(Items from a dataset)

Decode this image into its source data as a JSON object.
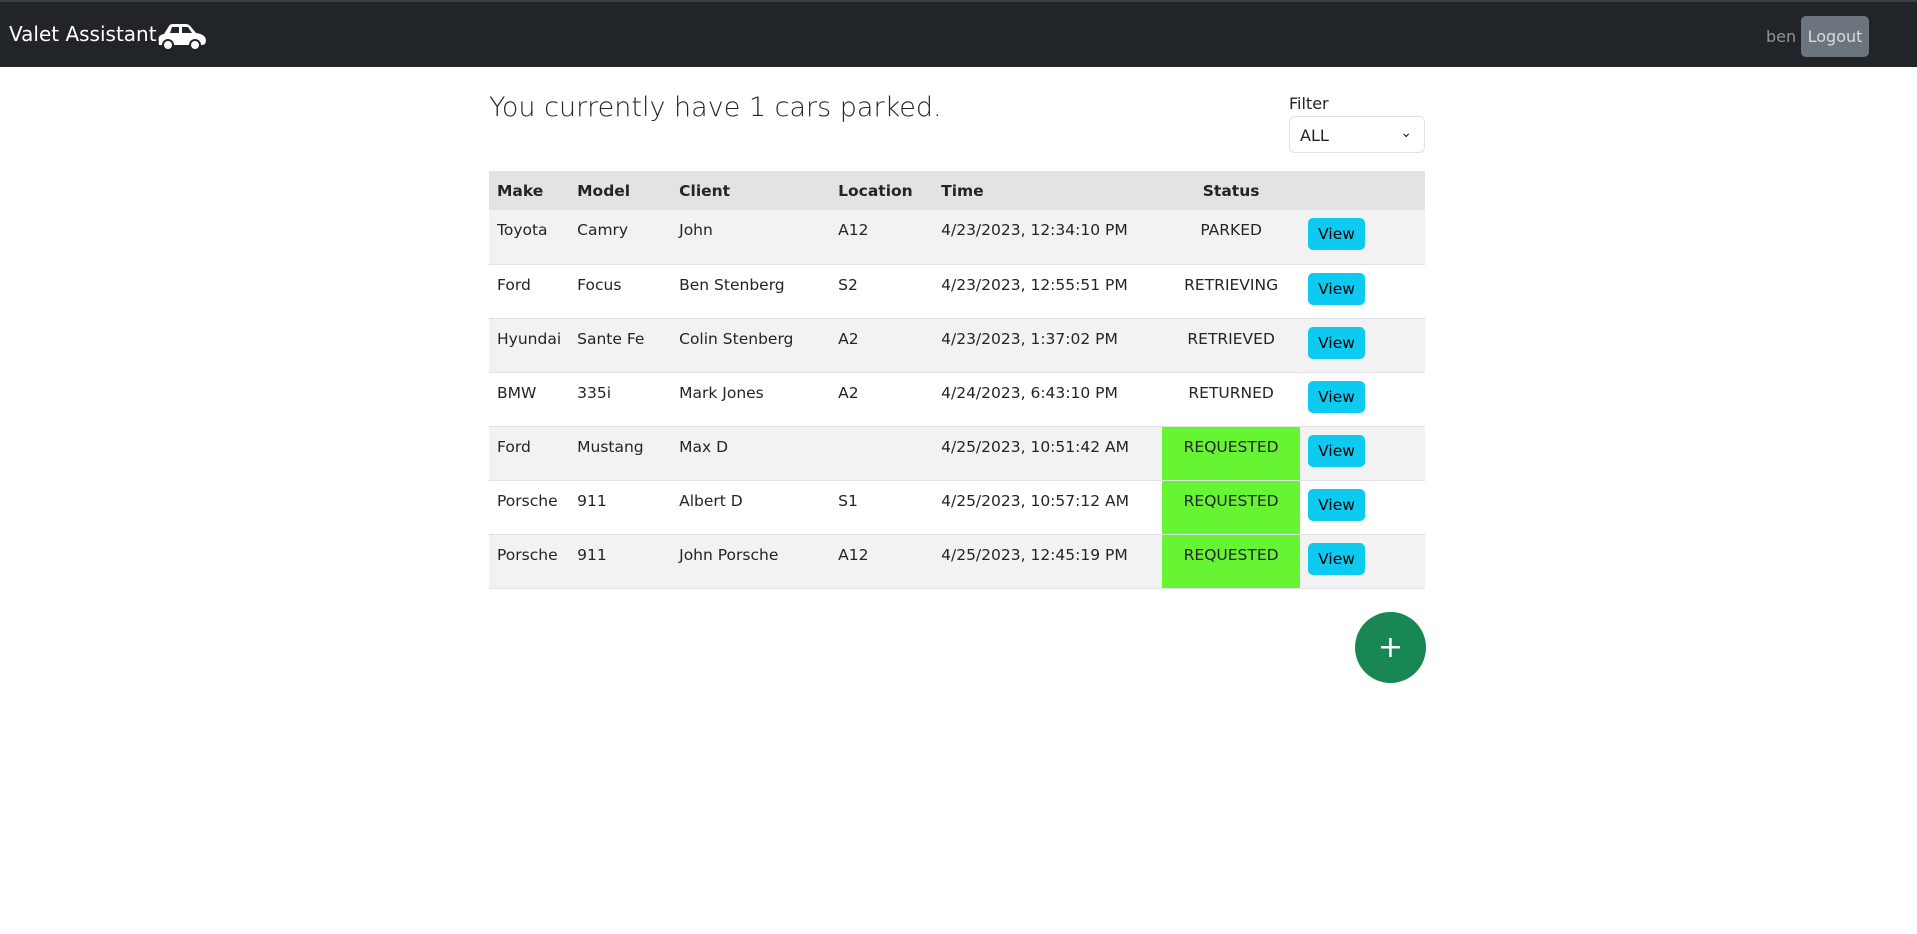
{
  "navbar": {
    "brand": "Valet Assistant",
    "car_icon": "car-icon",
    "username": "ben",
    "logout_label": "Logout"
  },
  "main": {
    "title": "You currently have 1 cars parked.",
    "filter": {
      "label": "Filter",
      "value": "ALL"
    },
    "table": {
      "headers": [
        "Make",
        "Model",
        "Client",
        "Location",
        "Time",
        "Status",
        ""
      ],
      "view_label": "View",
      "rows": [
        {
          "make": "Toyota",
          "model": "Camry",
          "client": "John",
          "location": "A12",
          "time": "4/23/2023, 12:34:10 PM",
          "status": "PARKED"
        },
        {
          "make": "Ford",
          "model": "Focus",
          "client": "Ben Stenberg",
          "location": "S2",
          "time": "4/23/2023, 12:55:51 PM",
          "status": "RETRIEVING"
        },
        {
          "make": "Hyundai",
          "model": "Sante Fe",
          "client": "Colin Stenberg",
          "location": "A2",
          "time": "4/23/2023, 1:37:02 PM",
          "status": "RETRIEVED"
        },
        {
          "make": "BMW",
          "model": "335i",
          "client": "Mark Jones",
          "location": "A2",
          "time": "4/24/2023, 6:43:10 PM",
          "status": "RETURNED"
        },
        {
          "make": "Ford",
          "model": "Mustang",
          "client": "Max D",
          "location": "",
          "time": "4/25/2023, 10:51:42 AM",
          "status": "REQUESTED"
        },
        {
          "make": "Porsche",
          "model": "911",
          "client": "Albert D",
          "location": "S1",
          "time": "4/25/2023, 10:57:12 AM",
          "status": "REQUESTED"
        },
        {
          "make": "Porsche",
          "model": "911",
          "client": "John Porsche",
          "location": "A12",
          "time": "4/25/2023, 12:45:19 PM",
          "status": "REQUESTED"
        }
      ]
    },
    "add_label": "+"
  },
  "colors": {
    "requested": "#66f433",
    "view": "#0dcaf0",
    "add": "#198754",
    "navbar": "#212529"
  }
}
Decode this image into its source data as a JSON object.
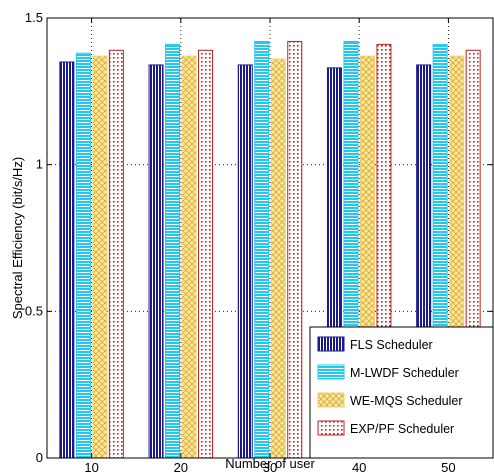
{
  "chart_data": {
    "type": "bar",
    "title": "",
    "xlabel": "Number of user",
    "ylabel": "Spectral Efficiency (bit/s/Hz)",
    "categories": [
      "10",
      "20",
      "30",
      "40",
      "50"
    ],
    "ylim": [
      0,
      1.5
    ],
    "yticks": [
      "0",
      "0.5",
      "1",
      "1.5"
    ],
    "grid": true,
    "legend_position": "bottom-right",
    "series": [
      {
        "name": "FLS Scheduler",
        "values": [
          1.35,
          1.34,
          1.34,
          1.33,
          1.34
        ],
        "color": "#1a1a8c",
        "pattern": "vertical-stripes"
      },
      {
        "name": "M-LWDF Scheduler",
        "values": [
          1.38,
          1.41,
          1.42,
          1.42,
          1.41
        ],
        "color": "#22c8ee",
        "pattern": "horizontal-stripes"
      },
      {
        "name": "WE-MQS Scheduler",
        "values": [
          1.37,
          1.37,
          1.36,
          1.37,
          1.37
        ],
        "color": "#f0d070",
        "pattern": "crosshatch"
      },
      {
        "name": "EXP/PF Scheduler",
        "values": [
          1.39,
          1.39,
          1.42,
          1.41,
          1.39
        ],
        "color": "#c02020",
        "pattern": "dots"
      }
    ]
  }
}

## DIRECTION
Write out the listing above exactly as it stands, pictures excluded.

## FULL RESPONSE
Decode this image into its source data as a JSON object.
{
  "navbar": {
    "brand": "Valet Assistant",
    "car_icon": "car-icon",
    "username": "ben",
    "logout_label": "Logout"
  },
  "main": {
    "title": "You currently have 1 cars parked.",
    "filter": {
      "label": "Filter",
      "value": "ALL"
    },
    "table": {
      "headers": [
        "Make",
        "Model",
        "Client",
        "Location",
        "Time",
        "Status",
        ""
      ],
      "view_label": "View",
      "rows": [
        {
          "make": "Toyota",
          "model": "Camry",
          "client": "John",
          "location": "A12",
          "time": "4/23/2023, 12:34:10 PM",
          "status": "PARKED"
        },
        {
          "make": "Ford",
          "model": "Focus",
          "client": "Ben Stenberg",
          "location": "S2",
          "time": "4/23/2023, 12:55:51 PM",
          "status": "RETRIEVING"
        },
        {
          "make": "Hyundai",
          "model": "Sante Fe",
          "client": "Colin Stenberg",
          "location": "A2",
          "time": "4/23/2023, 1:37:02 PM",
          "status": "RETRIEVED"
        },
        {
          "make": "BMW",
          "model": "335i",
          "client": "Mark Jones",
          "location": "A2",
          "time": "4/24/2023, 6:43:10 PM",
          "status": "RETURNED"
        },
        {
          "make": "Ford",
          "model": "Mustang",
          "client": "Max D",
          "location": "",
          "time": "4/25/2023, 10:51:42 AM",
          "status": "REQUESTED"
        },
        {
          "make": "Porsche",
          "model": "911",
          "client": "Albert D",
          "location": "S1",
          "time": "4/25/2023, 10:57:12 AM",
          "status": "REQUESTED"
        },
        {
          "make": "Porsche",
          "model": "911",
          "client": "John Porsche",
          "location": "A12",
          "time": "4/25/2023, 12:45:19 PM",
          "status": "REQUESTED"
        }
      ]
    },
    "add_label": "+"
  },
  "colors": {
    "requested": "#66f433",
    "view": "#0dcaf0",
    "add": "#198754",
    "navbar": "#212529"
  }
}
Decode this image into its source data as a JSON object.
{
  "chart_data": {
    "type": "bar",
    "title": "",
    "xlabel": "Number of user",
    "ylabel": "Spectral Efficiency (bit/s/Hz)",
    "categories": [
      "10",
      "20",
      "30",
      "40",
      "50"
    ],
    "ylim": [
      0,
      1.5
    ],
    "yticks": [
      "0",
      "0.5",
      "1",
      "1.5"
    ],
    "grid": true,
    "legend_position": "bottom-right",
    "series": [
      {
        "name": "FLS Scheduler",
        "values": [
          1.35,
          1.34,
          1.34,
          1.33,
          1.34
        ],
        "color": "#1a1a8c",
        "pattern": "vertical-stripes"
      },
      {
        "name": "M-LWDF Scheduler",
        "values": [
          1.38,
          1.41,
          1.42,
          1.42,
          1.41
        ],
        "color": "#22c8ee",
        "pattern": "horizontal-stripes"
      },
      {
        "name": "WE-MQS Scheduler",
        "values": [
          1.37,
          1.37,
          1.36,
          1.37,
          1.37
        ],
        "color": "#f0d070",
        "pattern": "crosshatch"
      },
      {
        "name": "EXP/PF Scheduler",
        "values": [
          1.39,
          1.39,
          1.42,
          1.41,
          1.39
        ],
        "color": "#c02020",
        "pattern": "dots"
      }
    ]
  }
}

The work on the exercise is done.